* [What to work on]: Would you transcribe the whole listing exactly, minus its pictures?

* [Excerpted data]:

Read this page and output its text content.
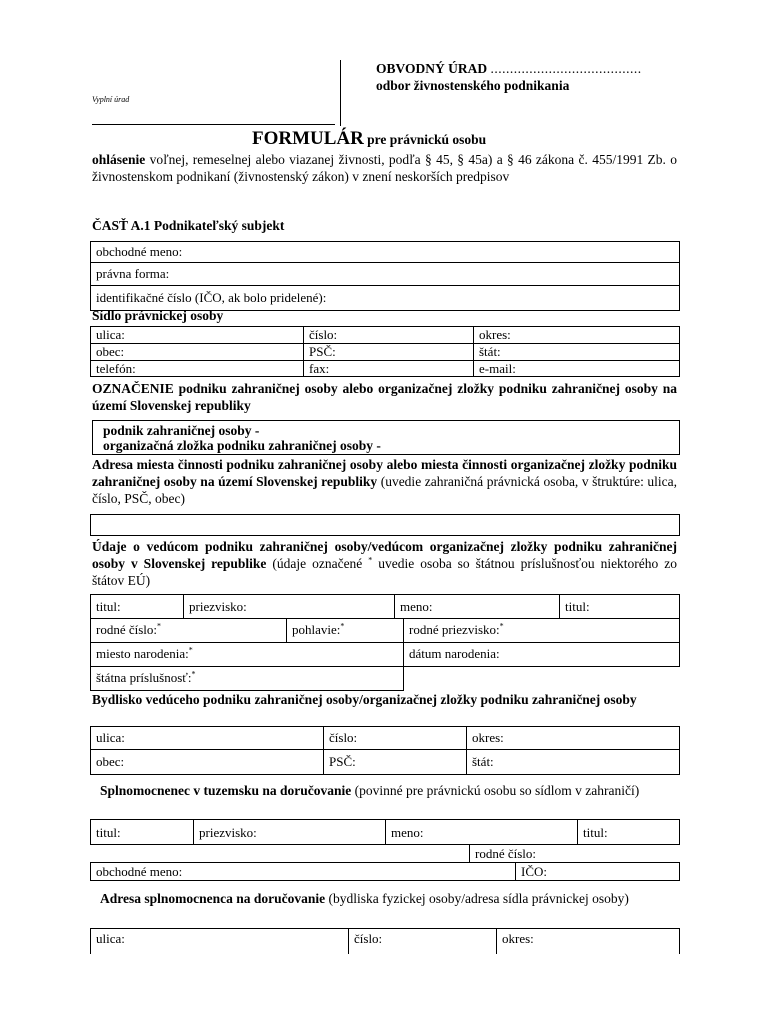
OBVODNÝ ÚRAD .......................................
odbor živnostenského podnikania
Vyplní úrad
FORMULÁR pre právnickú osobu
ohlásenie voľnej, remeselnej alebo viazanej živnosti, podľa § 45, § 45a) a § 46 zákona č. 455/1991 Zb. o živnostenskom podnikaní (živnostenský zákon) v znení neskorších predpisov
ČASŤ A.1 Podnikateľský subjekt
obchodné meno:
právna forma:
identifikačné číslo (IČO, ak bolo pridelené):
Sídlo právnickej osoby
ulica:	číslo:	okres:
obec:	PSČ:	štát:
telefón:	fax:	e-mail:
OZNAČENIE podniku zahraničnej osoby alebo organizačnej zložky podniku zahraničnej osoby na území Slovenskej republiky
podnik zahraničnej osoby -
organizačná zložka podniku zahraničnej osoby -
Adresa miesta činnosti podniku zahraničnej osoby alebo miesta činnosti organizačnej zložky podniku zahraničnej osoby na území Slovenskej republiky (uvedie zahraničná právnická osoba, v štruktúre: ulica, číslo, PSČ, obec)
Údaje o vedúcom podniku zahraničnej osoby/vedúcom organizačnej zložky podniku zahraničnej osoby v Slovenskej republike (údaje označené * uvedie osoba so štátnou príslušnosťou niektorého zo štátov EÚ)
titul:	priezvisko:	meno:	titul:
rodné číslo:*	pohlavie:*	rodné priezvisko:*
miesto narodenia:*	dátum narodenia:
štátna príslušnosť:*
Bydlisko vedúceho podniku zahraničnej osoby/organizačnej zložky podniku zahraničnej osoby
ulica:	číslo:	okres:
obec:	PSČ:	štát:
Splnomocnenec v tuzemsku na doručovanie (povinné pre právnickú osobu so sídlom v zahraničí)
titul:	priezvisko:	meno:	titul:
rodné číslo:
obchodné meno:	IČO:
Adresa splnomocnenca na doručovanie (bydliska fyzickej osoby/adresa sídla právnickej osoby)
ulica:	číslo:	okres:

* [Result]:
Read this page and output its text content.
OBVODNÝ ÚRAD .......................................
odbor živnostenského podnikania
Vyplní úrad
FORMULÁR pre právnickú osobu
ohlásenie voľnej, remeselnej alebo viazanej živnosti, podľa § 45, § 45a) a § 46 zákona č. 455/1991 Zb. o živnostenskom podnikaní (živnostenský zákon) v znení neskorších predpisov
ČASŤ A.1 Podnikateľský subjekt
obchodné meno:
právna forma:
identifikačné číslo (IČO, ak bolo pridelené):
Sídlo právnickej osoby
ulica:	číslo:	okres:
obec:	PSČ:	štát:
telefón:	fax:	e-mail:
OZNAČENIE podniku zahraničnej osoby alebo organizačnej zložky podniku zahraničnej osoby na území Slovenskej republiky
podnik zahraničnej osoby -
organizačná zložka podniku zahraničnej osoby -
Adresa miesta činnosti podniku zahraničnej osoby alebo miesta činnosti organizačnej zložky podniku zahraničnej osoby na území Slovenskej republiky (uvedie zahraničná právnická osoba, v štruktúre: ulica, číslo, PSČ, obec)
Údaje o vedúcom podniku zahraničnej osoby/vedúcom organizačnej zložky podniku zahraničnej osoby v Slovenskej republike (údaje označené * uvedie osoba so štátnou príslušnosťou niektorého zo štátov EÚ)
titul:	priezvisko:	meno:	titul:
rodné číslo:*	pohlavie:*	rodné priezvisko:*
miesto narodenia:*	dátum narodenia:
štátna príslušnosť:*
Bydlisko vedúceho podniku zahraničnej osoby/organizačnej zložky podniku zahraničnej osoby
ulica:	číslo:	okres:
obec:	PSČ:	štát:
Splnomocnenec v tuzemsku na doručovanie (povinné pre právnickú osobu so sídlom v zahraničí)
titul:	priezvisko:	meno:	titul:
rodné číslo:
obchodné meno:	IČO:
Adresa splnomocnenca na doručovanie (bydliska fyzickej osoby/adresa sídla právnickej osoby)
ulica:	číslo:	okres:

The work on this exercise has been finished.